* Source material *
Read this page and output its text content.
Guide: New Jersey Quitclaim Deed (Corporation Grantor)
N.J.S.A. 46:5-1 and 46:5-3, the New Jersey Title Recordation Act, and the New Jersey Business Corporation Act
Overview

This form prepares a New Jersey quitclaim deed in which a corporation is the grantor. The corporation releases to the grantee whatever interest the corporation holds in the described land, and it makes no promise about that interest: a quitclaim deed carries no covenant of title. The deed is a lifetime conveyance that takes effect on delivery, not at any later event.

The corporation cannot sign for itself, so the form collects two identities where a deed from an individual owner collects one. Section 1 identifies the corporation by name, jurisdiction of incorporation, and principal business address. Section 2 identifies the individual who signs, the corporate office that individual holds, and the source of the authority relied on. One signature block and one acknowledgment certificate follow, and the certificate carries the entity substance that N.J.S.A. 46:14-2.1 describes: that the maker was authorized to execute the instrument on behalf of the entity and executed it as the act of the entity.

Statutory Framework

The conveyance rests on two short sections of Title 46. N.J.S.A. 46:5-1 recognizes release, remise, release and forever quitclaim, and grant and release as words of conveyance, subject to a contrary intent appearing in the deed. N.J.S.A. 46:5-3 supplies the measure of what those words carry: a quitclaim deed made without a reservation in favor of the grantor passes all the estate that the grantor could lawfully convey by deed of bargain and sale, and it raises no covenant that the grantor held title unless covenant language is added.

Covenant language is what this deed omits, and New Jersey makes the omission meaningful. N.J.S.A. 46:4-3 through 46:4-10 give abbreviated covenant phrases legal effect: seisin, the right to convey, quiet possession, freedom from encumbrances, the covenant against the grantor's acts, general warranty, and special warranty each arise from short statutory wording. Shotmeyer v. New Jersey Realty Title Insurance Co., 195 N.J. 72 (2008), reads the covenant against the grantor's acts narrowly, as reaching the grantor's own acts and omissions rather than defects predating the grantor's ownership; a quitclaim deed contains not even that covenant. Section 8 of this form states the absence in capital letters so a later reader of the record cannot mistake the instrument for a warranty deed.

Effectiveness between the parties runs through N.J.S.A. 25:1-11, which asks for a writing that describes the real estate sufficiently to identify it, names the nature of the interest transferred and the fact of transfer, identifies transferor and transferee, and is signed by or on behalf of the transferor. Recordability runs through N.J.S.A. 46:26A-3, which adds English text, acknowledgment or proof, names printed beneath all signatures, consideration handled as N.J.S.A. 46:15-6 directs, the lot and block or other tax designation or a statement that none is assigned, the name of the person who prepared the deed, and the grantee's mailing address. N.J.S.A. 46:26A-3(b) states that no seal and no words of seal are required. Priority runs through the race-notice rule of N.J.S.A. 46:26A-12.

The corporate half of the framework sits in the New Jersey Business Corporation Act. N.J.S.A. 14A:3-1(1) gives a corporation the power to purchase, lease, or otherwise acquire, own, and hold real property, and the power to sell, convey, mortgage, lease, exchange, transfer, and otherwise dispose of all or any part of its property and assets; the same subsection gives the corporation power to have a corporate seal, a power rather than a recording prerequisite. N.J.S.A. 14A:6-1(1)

* What is being asked *
Extract the data exactly as given.

* The result *
Read this page and output its text content.
Guide: New Jersey Quitclaim Deed (Corporation Grantor)
N.J.S.A. 46:5-1 and 46:5-3, the New Jersey Title Recordation Act, and the New Jersey Business Corporation Act
Overview

This form prepares a New Jersey quitclaim deed in which a corporation is the grantor. The corporation releases to the grantee whatever interest the corporation holds in the described land, and it makes no promise about that interest: a quitclaim deed carries no covenant of title. The deed is a lifetime conveyance that takes effect on delivery, not at any later event.

The corporation cannot sign for itself, so the form collects two identities where a deed from an individual owner collects one. Section 1 identifies the corporation by name, jurisdiction of incorporation, and principal business address. Section 2 identifies the individual who signs, the corporate office that individual holds, and the source of the authority relied on. One signature block and one acknowledgment certificate follow, and the certificate carries the entity substance that N.J.S.A. 46:14-2.1 describes: that the maker was authorized to execute the instrument on behalf of the entity and executed it as the act of the entity.

Statutory Framework

The conveyance rests on two short sections of Title 46. N.J.S.A. 46:5-1 recognizes release, remise, release and forever quitclaim, and grant and release as words of conveyance, subject to a contrary intent appearing in the deed. N.J.S.A. 46:5-3 supplies the measure of what those words carry: a quitclaim deed made without a reservation in favor of the grantor passes all the estate that the grantor could lawfully convey by deed of bargain and sale, and it raises no covenant that the grantor held title unless covenant language is added.

Covenant language is what this deed omits, and New Jersey makes the omission meaningful. N.J.S.A. 46:4-3 through 46:4-10 give abbreviated covenant phrases legal effect: seisin, the right to convey, quiet possession, freedom from encumbrances, the covenant against the grantor's acts, general warranty, and special warranty each arise from short statutory wording. Shotmeyer v. New Jersey Realty Title Insurance Co., 195 N.J. 72 (2008), reads the covenant against the grantor's acts narrowly, as reaching the grantor's own acts and omissions rather than defects predating the grantor's ownership; a quitclaim deed contains not even that covenant. Section 8 of this form states the absence in capital letters so a later reader of the record cannot mistake the instrument for a warranty deed.

Effectiveness between the parties runs through N.J.S.A. 25:1-11, which asks for a writing that describes the real estate sufficiently to identify it, names the nature of the interest transferred and the fact of transfer, identifies transferor and transferee, and is signed by or on behalf of the transferor. Recordability runs through N.J.S.A. 46:26A-3, which adds English text, acknowledgment or proof, names printed beneath all signatures, consideration handled as N.J.S.A. 46:15-6 directs, the lot and block or other tax designation or a statement that none is assigned, the name of the person who prepared the deed, and the grantee's mailing address. N.J.S.A. 46:26A-3(b) states that no seal and no words of seal are required. Priority runs through the race-notice rule of N.J.S.A. 46:26A-12.

The corporate half of the framework sits in the New Jersey Business Corporation Act. N.J.S.A. 14A:3-1(1) gives a corporation the power to purchase, lease, or otherwise acquire, own, and hold real property, and the power to sell, convey, mortgage, lease, exchange, transfer, and otherwise dispose of all or any part of its property and assets; the same subsection gives the corporation power to have a corporate seal, a power rather than a recording prerequisite. N.J.S.A. 14A:6-1(1)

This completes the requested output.